= WRITTEN INSTRUCTION =
In your copy, leave out the pictures and repeat the entries below exactly.

═══ DATA RECORDS ═══

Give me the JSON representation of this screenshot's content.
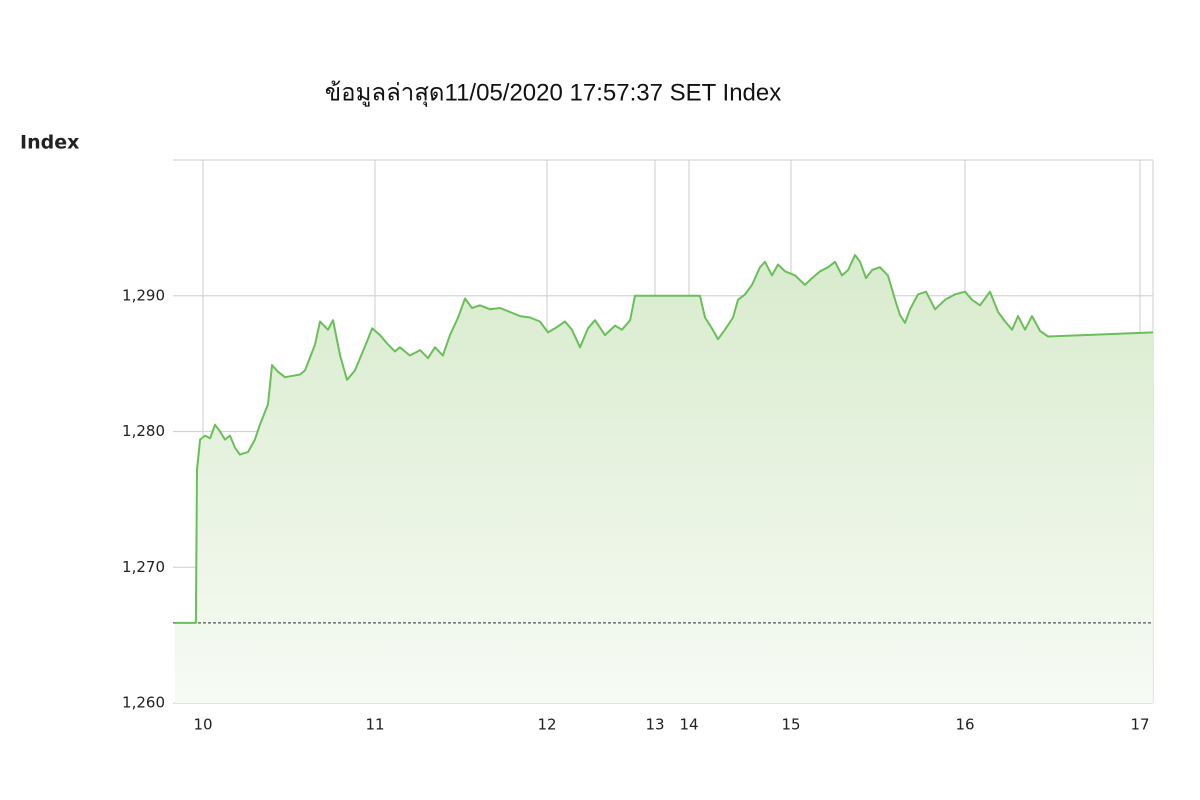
{
  "chart_data": {
    "type": "line",
    "title": "ข้อมูลล่าสุด11/05/2020 17:57:37  SET Index",
    "y_label": "Index",
    "series": [
      {
        "color": "#6abf5a",
        "x": [
          9.837,
          9.959,
          9.965,
          9.983,
          10.012,
          10.041,
          10.07,
          10.099,
          10.128,
          10.157,
          10.186,
          10.215,
          10.262,
          10.302,
          10.331,
          10.378,
          10.401,
          10.436,
          10.477,
          10.564,
          10.593,
          10.651,
          10.68,
          10.727,
          10.756,
          10.797,
          10.837,
          10.884,
          10.959,
          10.983,
          11.029,
          11.076,
          11.116,
          11.145,
          11.203,
          11.262,
          11.308,
          11.349,
          11.395,
          11.436,
          11.483,
          11.523,
          11.564,
          11.61,
          11.669,
          11.727,
          11.785,
          11.843,
          11.901,
          11.959,
          12.009,
          12.074,
          12.167,
          12.231,
          12.306,
          12.38,
          12.444,
          12.537,
          12.63,
          12.694,
          12.769,
          12.815,
          14.108,
          14.157,
          14.225,
          14.284,
          14.353,
          14.431,
          14.48,
          14.549,
          14.618,
          14.696,
          14.745,
          14.814,
          14.873,
          14.941,
          15.023,
          15.08,
          15.121,
          15.167,
          15.213,
          15.253,
          15.293,
          15.328,
          15.368,
          15.397,
          15.431,
          15.466,
          15.511,
          15.557,
          15.598,
          15.626,
          15.655,
          15.684,
          15.73,
          15.776,
          15.828,
          15.885,
          15.943,
          16.0,
          16.04,
          16.086,
          16.143,
          16.189,
          16.229,
          16.269,
          16.303,
          16.343,
          16.383,
          16.429,
          16.474,
          17.074
        ],
        "values": [
          1265.9,
          1265.9,
          1277.2,
          1279.4,
          1279.7,
          1279.5,
          1280.5,
          1280.0,
          1279.4,
          1279.7,
          1278.8,
          1278.3,
          1278.5,
          1279.4,
          1280.5,
          1282.0,
          1284.9,
          1284.4,
          1284.0,
          1284.2,
          1284.5,
          1286.4,
          1288.1,
          1287.5,
          1288.2,
          1285.6,
          1283.8,
          1284.5,
          1286.8,
          1287.6,
          1287.1,
          1286.4,
          1285.9,
          1286.2,
          1285.6,
          1286.0,
          1285.4,
          1286.2,
          1285.6,
          1287.1,
          1288.4,
          1289.8,
          1289.1,
          1289.3,
          1289.0,
          1289.1,
          1288.8,
          1288.5,
          1288.4,
          1288.1,
          1287.3,
          1287.6,
          1288.1,
          1287.5,
          1286.2,
          1287.6,
          1288.2,
          1287.1,
          1287.8,
          1287.5,
          1288.2,
          1290.0,
          1290.0,
          1288.4,
          1287.6,
          1286.8,
          1287.5,
          1288.4,
          1289.7,
          1290.1,
          1290.8,
          1292.1,
          1292.5,
          1291.5,
          1292.3,
          1291.8,
          1291.5,
          1290.8,
          1291.3,
          1291.8,
          1292.1,
          1292.5,
          1291.5,
          1291.9,
          1293.0,
          1292.5,
          1291.3,
          1291.9,
          1292.1,
          1291.5,
          1289.7,
          1288.6,
          1288.0,
          1289.0,
          1290.1,
          1290.3,
          1289.0,
          1289.7,
          1290.1,
          1290.3,
          1289.7,
          1289.3,
          1290.3,
          1288.8,
          1288.1,
          1287.5,
          1288.5,
          1287.5,
          1288.5,
          1287.4,
          1287.0,
          1287.3
        ]
      }
    ],
    "baseline": 1265.9,
    "xlim": [
      9.826,
      17.074
    ],
    "xticks": [
      10,
      11,
      12,
      13,
      14,
      15,
      16,
      17
    ],
    "ylim": [
      1260,
      1300
    ],
    "yticks": [
      {
        "value": 1260,
        "label": "1,260"
      },
      {
        "value": 1270,
        "label": "1,270"
      },
      {
        "value": 1280,
        "label": "1,280"
      },
      {
        "value": 1290,
        "label": "1,290"
      }
    ],
    "grid": true
  }
}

═══

= RIGHT ANSWER =
Give me the JSON representation of this screenshot's content.
{
  "chart_data": {
    "type": "line",
    "title": "ข้อมูลล่าสุด11/05/2020 17:57:37  SET Index",
    "y_label": "Index",
    "series": [
      {
        "color": "#6abf5a",
        "x": [
          9.837,
          9.959,
          9.965,
          9.983,
          10.012,
          10.041,
          10.07,
          10.099,
          10.128,
          10.157,
          10.186,
          10.215,
          10.262,
          10.302,
          10.331,
          10.378,
          10.401,
          10.436,
          10.477,
          10.564,
          10.593,
          10.651,
          10.68,
          10.727,
          10.756,
          10.797,
          10.837,
          10.884,
          10.959,
          10.983,
          11.029,
          11.076,
          11.116,
          11.145,
          11.203,
          11.262,
          11.308,
          11.349,
          11.395,
          11.436,
          11.483,
          11.523,
          11.564,
          11.61,
          11.669,
          11.727,
          11.785,
          11.843,
          11.901,
          11.959,
          12.009,
          12.074,
          12.167,
          12.231,
          12.306,
          12.38,
          12.444,
          12.537,
          12.63,
          12.694,
          12.769,
          12.815,
          14.108,
          14.157,
          14.225,
          14.284,
          14.353,
          14.431,
          14.48,
          14.549,
          14.618,
          14.696,
          14.745,
          14.814,
          14.873,
          14.941,
          15.023,
          15.08,
          15.121,
          15.167,
          15.213,
          15.253,
          15.293,
          15.328,
          15.368,
          15.397,
          15.431,
          15.466,
          15.511,
          15.557,
          15.598,
          15.626,
          15.655,
          15.684,
          15.73,
          15.776,
          15.828,
          15.885,
          15.943,
          16.0,
          16.04,
          16.086,
          16.143,
          16.189,
          16.229,
          16.269,
          16.303,
          16.343,
          16.383,
          16.429,
          16.474,
          17.074
        ],
        "values": [
          1265.9,
          1265.9,
          1277.2,
          1279.4,
          1279.7,
          1279.5,
          1280.5,
          1280.0,
          1279.4,
          1279.7,
          1278.8,
          1278.3,
          1278.5,
          1279.4,
          1280.5,
          1282.0,
          1284.9,
          1284.4,
          1284.0,
          1284.2,
          1284.5,
          1286.4,
          1288.1,
          1287.5,
          1288.2,
          1285.6,
          1283.8,
          1284.5,
          1286.8,
          1287.6,
          1287.1,
          1286.4,
          1285.9,
          1286.2,
          1285.6,
          1286.0,
          1285.4,
          1286.2,
          1285.6,
          1287.1,
          1288.4,
          1289.8,
          1289.1,
          1289.3,
          1289.0,
          1289.1,
          1288.8,
          1288.5,
          1288.4,
          1288.1,
          1287.3,
          1287.6,
          1288.1,
          1287.5,
          1286.2,
          1287.6,
          1288.2,
          1287.1,
          1287.8,
          1287.5,
          1288.2,
          1290.0,
          1290.0,
          1288.4,
          1287.6,
          1286.8,
          1287.5,
          1288.4,
          1289.7,
          1290.1,
          1290.8,
          1292.1,
          1292.5,
          1291.5,
          1292.3,
          1291.8,
          1291.5,
          1290.8,
          1291.3,
          1291.8,
          1292.1,
          1292.5,
          1291.5,
          1291.9,
          1293.0,
          1292.5,
          1291.3,
          1291.9,
          1292.1,
          1291.5,
          1289.7,
          1288.6,
          1288.0,
          1289.0,
          1290.1,
          1290.3,
          1289.0,
          1289.7,
          1290.1,
          1290.3,
          1289.7,
          1289.3,
          1290.3,
          1288.8,
          1288.1,
          1287.5,
          1288.5,
          1287.5,
          1288.5,
          1287.4,
          1287.0,
          1287.3
        ]
      }
    ],
    "baseline": 1265.9,
    "xlim": [
      9.826,
      17.074
    ],
    "xticks": [
      10,
      11,
      12,
      13,
      14,
      15,
      16,
      17
    ],
    "ylim": [
      1260,
      1300
    ],
    "yticks": [
      {
        "value": 1260,
        "label": "1,260"
      },
      {
        "value": 1270,
        "label": "1,270"
      },
      {
        "value": 1280,
        "label": "1,280"
      },
      {
        "value": 1290,
        "label": "1,290"
      }
    ],
    "grid": true
  }
}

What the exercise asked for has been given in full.